##### Data rows

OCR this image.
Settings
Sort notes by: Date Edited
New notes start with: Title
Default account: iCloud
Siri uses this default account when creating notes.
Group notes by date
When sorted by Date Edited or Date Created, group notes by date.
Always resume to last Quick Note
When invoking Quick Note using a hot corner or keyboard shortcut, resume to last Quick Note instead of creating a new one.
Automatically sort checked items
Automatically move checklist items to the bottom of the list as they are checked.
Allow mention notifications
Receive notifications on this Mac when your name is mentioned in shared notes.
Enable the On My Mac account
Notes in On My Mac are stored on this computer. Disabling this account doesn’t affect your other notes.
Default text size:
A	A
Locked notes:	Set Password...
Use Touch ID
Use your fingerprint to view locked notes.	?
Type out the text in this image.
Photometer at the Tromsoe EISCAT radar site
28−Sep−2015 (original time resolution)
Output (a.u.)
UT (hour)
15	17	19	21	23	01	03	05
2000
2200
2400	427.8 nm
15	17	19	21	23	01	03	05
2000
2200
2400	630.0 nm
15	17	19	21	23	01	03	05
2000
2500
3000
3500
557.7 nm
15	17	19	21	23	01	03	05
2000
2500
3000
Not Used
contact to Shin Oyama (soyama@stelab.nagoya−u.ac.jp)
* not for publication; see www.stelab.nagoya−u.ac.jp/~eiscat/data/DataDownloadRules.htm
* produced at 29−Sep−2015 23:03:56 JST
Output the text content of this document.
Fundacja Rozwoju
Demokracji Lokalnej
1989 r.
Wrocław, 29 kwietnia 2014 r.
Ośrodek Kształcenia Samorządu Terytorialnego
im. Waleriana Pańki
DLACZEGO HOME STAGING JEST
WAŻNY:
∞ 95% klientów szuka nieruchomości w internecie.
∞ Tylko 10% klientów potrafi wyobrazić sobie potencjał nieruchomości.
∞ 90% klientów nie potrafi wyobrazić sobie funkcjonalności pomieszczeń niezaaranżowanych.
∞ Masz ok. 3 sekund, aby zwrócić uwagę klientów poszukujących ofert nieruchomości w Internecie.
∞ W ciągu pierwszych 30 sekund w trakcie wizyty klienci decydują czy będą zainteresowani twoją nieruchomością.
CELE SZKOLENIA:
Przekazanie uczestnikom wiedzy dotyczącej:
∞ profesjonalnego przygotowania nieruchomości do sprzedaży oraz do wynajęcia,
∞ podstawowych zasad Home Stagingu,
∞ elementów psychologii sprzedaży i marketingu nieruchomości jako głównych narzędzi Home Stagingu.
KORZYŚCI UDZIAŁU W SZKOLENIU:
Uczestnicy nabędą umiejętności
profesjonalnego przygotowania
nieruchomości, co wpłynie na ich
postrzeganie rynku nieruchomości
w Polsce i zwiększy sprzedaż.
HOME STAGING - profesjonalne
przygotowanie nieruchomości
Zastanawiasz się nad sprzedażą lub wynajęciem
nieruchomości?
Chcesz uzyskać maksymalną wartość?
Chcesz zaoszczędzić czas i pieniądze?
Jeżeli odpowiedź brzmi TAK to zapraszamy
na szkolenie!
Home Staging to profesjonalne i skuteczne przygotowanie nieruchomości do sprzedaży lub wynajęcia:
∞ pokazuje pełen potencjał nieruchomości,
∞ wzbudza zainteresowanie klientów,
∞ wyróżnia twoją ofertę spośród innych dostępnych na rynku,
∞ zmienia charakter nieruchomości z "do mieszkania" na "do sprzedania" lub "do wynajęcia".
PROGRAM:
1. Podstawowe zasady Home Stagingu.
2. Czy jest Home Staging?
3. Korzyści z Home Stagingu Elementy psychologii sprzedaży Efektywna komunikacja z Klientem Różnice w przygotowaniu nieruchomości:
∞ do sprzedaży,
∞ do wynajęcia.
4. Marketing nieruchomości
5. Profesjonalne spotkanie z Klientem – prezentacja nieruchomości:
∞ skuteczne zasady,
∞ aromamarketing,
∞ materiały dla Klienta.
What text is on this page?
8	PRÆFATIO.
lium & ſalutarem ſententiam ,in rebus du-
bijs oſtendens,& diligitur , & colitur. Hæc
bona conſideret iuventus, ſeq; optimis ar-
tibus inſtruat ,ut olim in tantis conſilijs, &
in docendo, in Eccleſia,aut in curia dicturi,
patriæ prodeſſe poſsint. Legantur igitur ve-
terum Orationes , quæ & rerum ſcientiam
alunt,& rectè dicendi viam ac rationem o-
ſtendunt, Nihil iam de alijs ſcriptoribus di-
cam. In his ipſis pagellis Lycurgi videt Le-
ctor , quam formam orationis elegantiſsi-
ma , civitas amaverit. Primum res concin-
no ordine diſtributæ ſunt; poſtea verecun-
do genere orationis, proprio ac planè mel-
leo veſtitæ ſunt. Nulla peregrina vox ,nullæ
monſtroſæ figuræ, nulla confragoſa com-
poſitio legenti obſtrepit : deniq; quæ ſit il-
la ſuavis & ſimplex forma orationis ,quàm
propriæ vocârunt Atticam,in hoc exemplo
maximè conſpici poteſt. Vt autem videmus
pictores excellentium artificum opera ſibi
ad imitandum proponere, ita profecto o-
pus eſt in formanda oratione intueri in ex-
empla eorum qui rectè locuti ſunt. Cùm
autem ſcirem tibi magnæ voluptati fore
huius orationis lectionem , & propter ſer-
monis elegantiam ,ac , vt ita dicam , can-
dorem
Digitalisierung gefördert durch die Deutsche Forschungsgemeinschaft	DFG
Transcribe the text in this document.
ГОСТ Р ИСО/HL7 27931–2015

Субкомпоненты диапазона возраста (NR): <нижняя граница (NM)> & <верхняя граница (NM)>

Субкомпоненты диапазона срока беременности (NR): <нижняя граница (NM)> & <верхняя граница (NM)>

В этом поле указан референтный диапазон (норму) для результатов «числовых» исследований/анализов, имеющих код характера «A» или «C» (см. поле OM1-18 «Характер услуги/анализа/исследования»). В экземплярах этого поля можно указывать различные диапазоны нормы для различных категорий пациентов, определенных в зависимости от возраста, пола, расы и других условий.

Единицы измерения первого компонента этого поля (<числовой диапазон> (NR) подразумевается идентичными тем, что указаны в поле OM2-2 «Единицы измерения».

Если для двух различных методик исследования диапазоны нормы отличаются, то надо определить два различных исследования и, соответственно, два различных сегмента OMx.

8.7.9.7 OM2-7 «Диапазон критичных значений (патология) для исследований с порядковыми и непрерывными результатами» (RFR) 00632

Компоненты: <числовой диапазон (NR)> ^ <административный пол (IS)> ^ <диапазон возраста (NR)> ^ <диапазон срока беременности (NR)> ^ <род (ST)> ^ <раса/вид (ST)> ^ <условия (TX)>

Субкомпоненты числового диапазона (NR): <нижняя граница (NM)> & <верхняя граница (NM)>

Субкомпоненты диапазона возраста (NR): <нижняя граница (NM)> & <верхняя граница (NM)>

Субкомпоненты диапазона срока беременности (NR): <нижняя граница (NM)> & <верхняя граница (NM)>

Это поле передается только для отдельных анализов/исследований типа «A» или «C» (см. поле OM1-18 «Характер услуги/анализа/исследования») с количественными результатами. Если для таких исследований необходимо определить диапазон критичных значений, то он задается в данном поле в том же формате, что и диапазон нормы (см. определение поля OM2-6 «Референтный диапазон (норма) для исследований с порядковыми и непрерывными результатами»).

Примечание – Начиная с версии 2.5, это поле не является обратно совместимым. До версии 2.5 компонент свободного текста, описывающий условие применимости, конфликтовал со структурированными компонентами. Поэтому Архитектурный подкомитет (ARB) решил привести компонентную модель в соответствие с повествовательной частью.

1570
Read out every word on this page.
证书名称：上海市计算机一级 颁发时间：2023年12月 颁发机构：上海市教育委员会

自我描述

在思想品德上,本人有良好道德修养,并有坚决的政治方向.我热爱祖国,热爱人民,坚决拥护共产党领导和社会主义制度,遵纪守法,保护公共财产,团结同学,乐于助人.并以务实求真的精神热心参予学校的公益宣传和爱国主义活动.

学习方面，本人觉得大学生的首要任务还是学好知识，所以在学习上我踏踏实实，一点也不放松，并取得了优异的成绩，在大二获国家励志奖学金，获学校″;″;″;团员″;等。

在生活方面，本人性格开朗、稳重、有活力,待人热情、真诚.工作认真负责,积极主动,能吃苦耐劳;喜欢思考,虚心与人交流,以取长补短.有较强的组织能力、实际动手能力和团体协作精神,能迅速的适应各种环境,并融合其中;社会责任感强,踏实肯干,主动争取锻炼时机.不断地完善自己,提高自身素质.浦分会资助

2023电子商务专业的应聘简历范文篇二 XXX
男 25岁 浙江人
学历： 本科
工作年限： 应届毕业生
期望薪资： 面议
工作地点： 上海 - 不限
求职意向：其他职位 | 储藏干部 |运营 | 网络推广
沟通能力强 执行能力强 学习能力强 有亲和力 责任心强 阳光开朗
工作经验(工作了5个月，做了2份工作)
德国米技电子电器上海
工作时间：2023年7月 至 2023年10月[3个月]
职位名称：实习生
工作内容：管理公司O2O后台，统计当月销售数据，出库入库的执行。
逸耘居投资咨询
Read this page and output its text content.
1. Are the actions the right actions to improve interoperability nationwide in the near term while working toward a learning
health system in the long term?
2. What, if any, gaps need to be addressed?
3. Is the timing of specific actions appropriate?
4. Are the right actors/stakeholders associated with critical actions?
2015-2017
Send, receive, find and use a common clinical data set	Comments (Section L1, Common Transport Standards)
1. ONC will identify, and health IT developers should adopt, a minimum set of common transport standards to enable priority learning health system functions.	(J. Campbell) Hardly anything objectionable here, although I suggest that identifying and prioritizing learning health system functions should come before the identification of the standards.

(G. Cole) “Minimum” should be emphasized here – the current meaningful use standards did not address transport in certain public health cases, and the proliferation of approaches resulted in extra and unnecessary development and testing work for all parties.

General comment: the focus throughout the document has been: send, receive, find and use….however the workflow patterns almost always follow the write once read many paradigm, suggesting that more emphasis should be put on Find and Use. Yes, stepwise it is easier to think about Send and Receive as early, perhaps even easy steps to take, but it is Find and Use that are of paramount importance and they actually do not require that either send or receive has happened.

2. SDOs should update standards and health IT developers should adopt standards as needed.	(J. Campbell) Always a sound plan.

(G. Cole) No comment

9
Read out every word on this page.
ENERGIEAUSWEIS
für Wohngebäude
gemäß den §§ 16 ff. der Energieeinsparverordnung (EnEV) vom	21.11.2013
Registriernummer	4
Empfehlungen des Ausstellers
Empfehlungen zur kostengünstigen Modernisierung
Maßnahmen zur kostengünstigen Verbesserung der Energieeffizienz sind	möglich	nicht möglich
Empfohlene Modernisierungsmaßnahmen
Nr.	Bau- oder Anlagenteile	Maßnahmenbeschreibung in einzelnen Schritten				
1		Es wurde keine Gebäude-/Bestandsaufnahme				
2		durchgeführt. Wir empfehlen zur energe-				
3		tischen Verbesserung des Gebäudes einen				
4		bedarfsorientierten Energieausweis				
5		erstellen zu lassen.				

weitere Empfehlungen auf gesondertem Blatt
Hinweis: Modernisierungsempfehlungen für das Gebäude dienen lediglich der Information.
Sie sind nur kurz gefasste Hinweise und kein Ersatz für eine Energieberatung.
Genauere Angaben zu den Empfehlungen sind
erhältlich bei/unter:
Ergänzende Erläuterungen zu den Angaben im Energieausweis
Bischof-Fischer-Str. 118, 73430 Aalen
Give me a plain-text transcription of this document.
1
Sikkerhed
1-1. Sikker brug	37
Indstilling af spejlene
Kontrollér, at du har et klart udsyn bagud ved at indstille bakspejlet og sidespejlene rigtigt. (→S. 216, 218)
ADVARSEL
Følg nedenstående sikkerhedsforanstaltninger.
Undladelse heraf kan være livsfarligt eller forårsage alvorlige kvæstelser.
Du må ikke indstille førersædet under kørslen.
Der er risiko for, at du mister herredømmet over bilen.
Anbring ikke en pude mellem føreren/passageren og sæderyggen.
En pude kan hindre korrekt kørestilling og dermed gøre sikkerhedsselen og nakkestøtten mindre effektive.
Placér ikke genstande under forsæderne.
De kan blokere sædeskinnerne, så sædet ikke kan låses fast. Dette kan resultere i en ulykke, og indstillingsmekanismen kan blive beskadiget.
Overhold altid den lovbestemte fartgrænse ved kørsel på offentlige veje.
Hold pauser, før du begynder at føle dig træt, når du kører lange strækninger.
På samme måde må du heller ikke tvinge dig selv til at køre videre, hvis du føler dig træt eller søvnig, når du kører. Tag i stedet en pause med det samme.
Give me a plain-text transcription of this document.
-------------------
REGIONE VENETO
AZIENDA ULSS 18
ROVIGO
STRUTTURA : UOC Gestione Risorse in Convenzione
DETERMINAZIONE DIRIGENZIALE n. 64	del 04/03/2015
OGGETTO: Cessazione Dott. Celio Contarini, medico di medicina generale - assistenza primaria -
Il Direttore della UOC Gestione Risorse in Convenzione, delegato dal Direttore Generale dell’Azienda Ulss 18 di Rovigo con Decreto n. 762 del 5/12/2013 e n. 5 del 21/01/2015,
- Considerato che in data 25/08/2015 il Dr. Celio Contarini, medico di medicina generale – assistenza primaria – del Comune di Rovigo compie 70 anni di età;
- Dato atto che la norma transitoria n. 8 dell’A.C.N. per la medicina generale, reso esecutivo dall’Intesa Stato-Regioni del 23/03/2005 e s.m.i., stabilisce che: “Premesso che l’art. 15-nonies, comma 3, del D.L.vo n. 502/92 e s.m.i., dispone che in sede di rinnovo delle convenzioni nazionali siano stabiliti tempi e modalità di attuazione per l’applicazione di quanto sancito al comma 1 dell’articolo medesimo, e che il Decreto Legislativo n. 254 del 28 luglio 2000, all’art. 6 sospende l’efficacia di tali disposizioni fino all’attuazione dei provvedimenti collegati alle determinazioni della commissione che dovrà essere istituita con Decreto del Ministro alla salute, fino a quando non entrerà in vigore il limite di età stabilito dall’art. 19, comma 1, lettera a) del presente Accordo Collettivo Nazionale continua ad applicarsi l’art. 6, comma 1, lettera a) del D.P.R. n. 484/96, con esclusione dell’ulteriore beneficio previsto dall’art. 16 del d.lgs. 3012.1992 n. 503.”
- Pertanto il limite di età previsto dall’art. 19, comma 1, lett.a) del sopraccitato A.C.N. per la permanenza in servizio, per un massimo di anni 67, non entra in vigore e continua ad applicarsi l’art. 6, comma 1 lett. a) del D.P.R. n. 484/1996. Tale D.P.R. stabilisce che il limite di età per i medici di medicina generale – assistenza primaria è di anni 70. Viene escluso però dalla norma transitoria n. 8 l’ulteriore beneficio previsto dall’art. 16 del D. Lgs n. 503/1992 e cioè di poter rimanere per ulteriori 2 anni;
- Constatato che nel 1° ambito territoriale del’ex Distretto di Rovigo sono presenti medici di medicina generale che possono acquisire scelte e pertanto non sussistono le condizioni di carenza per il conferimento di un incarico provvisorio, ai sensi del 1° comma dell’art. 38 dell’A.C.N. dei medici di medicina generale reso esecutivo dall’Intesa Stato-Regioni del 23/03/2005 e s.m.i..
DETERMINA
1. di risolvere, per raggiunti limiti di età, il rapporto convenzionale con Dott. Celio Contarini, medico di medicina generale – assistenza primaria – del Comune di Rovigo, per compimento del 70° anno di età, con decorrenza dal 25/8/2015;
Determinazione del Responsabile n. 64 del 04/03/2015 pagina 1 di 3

##########

Say how many lines contain the string "критичных", giving nothing but the count.

2